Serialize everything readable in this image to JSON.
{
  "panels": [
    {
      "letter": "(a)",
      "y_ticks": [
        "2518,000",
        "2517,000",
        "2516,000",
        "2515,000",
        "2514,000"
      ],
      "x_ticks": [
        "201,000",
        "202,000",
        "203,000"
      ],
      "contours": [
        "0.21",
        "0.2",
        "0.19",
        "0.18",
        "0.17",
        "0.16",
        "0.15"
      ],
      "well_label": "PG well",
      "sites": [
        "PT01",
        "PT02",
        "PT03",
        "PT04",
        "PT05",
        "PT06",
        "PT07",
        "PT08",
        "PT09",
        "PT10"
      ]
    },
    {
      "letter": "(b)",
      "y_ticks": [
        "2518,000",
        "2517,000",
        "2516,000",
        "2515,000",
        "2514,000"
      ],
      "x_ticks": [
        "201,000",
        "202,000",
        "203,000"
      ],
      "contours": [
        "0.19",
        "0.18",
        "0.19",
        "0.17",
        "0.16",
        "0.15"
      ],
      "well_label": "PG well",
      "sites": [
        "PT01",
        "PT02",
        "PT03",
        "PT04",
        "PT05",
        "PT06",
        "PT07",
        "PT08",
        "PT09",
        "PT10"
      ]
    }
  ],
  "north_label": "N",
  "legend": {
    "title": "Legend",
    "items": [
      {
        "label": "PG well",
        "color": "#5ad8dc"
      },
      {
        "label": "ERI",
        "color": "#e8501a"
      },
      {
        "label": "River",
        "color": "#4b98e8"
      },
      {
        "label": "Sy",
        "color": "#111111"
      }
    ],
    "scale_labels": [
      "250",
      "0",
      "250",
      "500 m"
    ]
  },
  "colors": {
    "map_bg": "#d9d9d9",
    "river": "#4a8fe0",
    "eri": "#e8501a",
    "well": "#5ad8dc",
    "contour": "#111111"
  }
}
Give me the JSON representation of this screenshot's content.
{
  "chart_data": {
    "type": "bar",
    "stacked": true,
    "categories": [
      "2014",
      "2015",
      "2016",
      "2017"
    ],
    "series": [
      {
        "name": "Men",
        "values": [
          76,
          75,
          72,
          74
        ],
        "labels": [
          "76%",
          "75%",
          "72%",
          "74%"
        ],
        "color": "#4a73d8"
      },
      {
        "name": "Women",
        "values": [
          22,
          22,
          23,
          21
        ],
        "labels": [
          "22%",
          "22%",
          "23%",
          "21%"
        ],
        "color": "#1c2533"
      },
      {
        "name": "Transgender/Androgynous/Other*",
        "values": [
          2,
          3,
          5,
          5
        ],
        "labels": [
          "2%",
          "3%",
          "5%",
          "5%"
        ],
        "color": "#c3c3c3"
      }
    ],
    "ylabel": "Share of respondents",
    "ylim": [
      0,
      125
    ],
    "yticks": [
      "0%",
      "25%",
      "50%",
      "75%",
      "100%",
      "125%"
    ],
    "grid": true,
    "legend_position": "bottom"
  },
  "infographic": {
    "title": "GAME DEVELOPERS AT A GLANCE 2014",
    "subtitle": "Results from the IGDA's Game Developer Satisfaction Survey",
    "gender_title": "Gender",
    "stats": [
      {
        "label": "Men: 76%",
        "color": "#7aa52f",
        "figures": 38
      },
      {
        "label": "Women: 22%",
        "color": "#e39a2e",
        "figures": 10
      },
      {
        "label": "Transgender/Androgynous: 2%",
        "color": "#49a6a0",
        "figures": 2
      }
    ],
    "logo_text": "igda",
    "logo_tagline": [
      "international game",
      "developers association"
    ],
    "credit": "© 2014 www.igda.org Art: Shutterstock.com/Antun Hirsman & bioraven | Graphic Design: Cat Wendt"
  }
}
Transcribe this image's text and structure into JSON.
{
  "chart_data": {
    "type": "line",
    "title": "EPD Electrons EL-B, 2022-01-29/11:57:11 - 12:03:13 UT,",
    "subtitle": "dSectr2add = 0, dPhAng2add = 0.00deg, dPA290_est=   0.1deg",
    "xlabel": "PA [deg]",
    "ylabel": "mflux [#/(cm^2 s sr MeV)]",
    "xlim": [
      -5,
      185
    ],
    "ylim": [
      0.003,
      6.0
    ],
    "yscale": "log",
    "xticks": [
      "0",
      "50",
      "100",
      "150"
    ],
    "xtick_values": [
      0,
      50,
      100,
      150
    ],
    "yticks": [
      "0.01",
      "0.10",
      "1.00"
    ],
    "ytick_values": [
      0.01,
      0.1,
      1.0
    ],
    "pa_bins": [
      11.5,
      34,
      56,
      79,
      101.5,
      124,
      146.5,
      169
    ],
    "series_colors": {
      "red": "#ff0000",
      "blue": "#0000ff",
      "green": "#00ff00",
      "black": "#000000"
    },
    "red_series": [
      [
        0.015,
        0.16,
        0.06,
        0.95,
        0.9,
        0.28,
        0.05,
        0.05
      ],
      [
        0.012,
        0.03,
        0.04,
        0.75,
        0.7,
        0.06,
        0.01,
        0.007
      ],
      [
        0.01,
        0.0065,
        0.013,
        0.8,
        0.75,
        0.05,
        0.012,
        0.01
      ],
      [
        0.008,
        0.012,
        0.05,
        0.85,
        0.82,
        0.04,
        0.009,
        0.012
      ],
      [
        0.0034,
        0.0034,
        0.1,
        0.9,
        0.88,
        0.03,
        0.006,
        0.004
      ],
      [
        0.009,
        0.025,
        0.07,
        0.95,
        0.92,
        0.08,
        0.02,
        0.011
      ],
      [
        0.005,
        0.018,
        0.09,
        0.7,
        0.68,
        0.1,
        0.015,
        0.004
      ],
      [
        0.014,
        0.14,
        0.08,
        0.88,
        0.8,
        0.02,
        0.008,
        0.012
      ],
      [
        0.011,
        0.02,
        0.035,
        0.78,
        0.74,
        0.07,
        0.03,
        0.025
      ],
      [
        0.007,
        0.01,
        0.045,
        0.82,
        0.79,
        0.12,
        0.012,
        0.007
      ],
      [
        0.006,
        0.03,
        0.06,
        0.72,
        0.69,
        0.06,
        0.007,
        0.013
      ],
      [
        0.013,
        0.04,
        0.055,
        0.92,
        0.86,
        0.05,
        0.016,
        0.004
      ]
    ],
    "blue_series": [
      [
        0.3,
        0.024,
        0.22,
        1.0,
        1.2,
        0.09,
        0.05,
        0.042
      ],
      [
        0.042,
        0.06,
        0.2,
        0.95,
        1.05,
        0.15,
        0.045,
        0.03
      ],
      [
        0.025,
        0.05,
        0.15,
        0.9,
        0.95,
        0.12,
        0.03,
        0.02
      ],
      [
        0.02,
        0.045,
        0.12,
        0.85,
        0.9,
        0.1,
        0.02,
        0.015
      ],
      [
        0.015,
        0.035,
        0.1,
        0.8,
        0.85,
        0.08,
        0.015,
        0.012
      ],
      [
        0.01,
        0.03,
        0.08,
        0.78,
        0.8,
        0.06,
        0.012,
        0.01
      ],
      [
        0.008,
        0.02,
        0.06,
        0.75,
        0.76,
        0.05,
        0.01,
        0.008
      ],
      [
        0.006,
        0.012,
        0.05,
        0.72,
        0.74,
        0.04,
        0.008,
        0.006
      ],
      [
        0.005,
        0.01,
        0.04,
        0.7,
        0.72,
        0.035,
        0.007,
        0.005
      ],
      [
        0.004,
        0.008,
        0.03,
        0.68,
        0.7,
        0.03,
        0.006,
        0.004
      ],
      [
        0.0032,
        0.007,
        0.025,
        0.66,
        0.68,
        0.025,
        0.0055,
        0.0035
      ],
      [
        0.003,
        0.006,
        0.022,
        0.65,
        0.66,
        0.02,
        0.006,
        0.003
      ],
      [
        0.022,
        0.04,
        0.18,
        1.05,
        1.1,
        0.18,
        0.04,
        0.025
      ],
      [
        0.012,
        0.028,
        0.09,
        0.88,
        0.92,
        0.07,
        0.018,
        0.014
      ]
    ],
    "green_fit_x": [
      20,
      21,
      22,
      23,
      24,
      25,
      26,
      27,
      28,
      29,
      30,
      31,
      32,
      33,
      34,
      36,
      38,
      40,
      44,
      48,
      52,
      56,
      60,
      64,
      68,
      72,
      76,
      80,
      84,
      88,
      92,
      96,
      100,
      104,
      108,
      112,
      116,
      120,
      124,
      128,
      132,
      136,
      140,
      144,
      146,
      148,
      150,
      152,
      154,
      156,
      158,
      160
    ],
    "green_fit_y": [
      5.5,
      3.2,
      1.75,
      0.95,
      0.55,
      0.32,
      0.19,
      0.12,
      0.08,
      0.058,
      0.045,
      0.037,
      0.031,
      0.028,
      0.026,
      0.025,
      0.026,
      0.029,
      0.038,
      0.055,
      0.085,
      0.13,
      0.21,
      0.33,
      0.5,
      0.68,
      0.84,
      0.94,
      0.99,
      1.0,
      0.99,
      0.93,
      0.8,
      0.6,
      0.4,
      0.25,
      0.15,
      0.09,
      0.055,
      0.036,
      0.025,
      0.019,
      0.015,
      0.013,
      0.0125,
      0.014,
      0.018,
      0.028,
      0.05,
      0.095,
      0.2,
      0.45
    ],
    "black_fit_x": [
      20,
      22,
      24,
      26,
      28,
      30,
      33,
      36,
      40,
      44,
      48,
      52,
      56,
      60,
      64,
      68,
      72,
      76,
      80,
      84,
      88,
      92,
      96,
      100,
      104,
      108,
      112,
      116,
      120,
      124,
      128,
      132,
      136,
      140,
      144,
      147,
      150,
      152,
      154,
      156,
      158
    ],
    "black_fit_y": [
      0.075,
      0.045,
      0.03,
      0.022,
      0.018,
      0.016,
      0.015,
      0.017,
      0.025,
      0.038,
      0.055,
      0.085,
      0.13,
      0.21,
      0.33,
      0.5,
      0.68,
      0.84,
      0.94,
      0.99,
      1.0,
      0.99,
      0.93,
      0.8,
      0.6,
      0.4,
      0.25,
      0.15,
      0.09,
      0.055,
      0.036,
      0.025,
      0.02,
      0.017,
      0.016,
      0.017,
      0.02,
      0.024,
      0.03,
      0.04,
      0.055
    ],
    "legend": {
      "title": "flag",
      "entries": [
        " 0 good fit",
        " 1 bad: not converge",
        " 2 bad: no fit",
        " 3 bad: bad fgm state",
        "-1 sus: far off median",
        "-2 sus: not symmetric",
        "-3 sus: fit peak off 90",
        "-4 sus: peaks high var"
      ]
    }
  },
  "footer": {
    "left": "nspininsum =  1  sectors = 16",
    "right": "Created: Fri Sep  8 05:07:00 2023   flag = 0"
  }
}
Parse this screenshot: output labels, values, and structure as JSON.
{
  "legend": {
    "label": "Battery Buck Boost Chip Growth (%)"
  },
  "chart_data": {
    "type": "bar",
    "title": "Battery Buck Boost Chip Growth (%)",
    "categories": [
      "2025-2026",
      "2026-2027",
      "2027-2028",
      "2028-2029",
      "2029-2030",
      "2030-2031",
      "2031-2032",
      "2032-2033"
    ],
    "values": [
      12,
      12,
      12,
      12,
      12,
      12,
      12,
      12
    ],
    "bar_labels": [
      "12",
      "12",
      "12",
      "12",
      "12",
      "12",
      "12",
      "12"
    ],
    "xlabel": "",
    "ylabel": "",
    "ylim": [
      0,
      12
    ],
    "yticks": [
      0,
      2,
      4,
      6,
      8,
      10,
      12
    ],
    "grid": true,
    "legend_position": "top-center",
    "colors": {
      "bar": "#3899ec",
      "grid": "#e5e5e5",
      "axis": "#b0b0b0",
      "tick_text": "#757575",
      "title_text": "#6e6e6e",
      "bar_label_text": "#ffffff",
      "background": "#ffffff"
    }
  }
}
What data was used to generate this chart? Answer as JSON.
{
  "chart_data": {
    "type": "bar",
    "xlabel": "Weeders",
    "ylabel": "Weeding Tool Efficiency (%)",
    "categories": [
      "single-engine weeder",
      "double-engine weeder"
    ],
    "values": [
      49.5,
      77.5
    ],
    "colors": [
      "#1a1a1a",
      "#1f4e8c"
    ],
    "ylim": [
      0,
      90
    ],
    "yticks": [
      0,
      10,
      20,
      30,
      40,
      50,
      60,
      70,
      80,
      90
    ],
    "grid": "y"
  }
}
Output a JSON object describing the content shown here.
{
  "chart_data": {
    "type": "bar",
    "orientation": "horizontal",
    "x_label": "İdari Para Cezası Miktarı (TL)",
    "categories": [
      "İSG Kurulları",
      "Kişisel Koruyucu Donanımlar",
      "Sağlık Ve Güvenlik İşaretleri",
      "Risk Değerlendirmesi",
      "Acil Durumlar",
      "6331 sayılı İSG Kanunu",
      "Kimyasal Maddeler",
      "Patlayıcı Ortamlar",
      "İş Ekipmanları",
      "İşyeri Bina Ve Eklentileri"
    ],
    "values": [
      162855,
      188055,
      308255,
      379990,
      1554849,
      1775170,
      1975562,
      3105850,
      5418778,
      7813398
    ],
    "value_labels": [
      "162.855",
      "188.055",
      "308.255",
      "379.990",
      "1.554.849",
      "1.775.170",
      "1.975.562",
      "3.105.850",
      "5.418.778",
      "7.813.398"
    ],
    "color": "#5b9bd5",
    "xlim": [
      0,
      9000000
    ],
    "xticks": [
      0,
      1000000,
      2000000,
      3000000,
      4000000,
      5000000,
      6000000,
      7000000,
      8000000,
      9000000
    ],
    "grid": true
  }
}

■ **TASK INSTRUCTIONS**
Copy out all lines that carry the word "JSON".

■ **TASK RESPONSE**
Serialize everything readable in this image to JSON.
Give me the JSON representation of this screenshot's content.
Transcribe this image's text and structure into JSON.
Parse this screenshot: output labels, values, and structure as JSON.
What data was used to generate this chart? Answer as JSON.
Output a JSON object describing the content shown here.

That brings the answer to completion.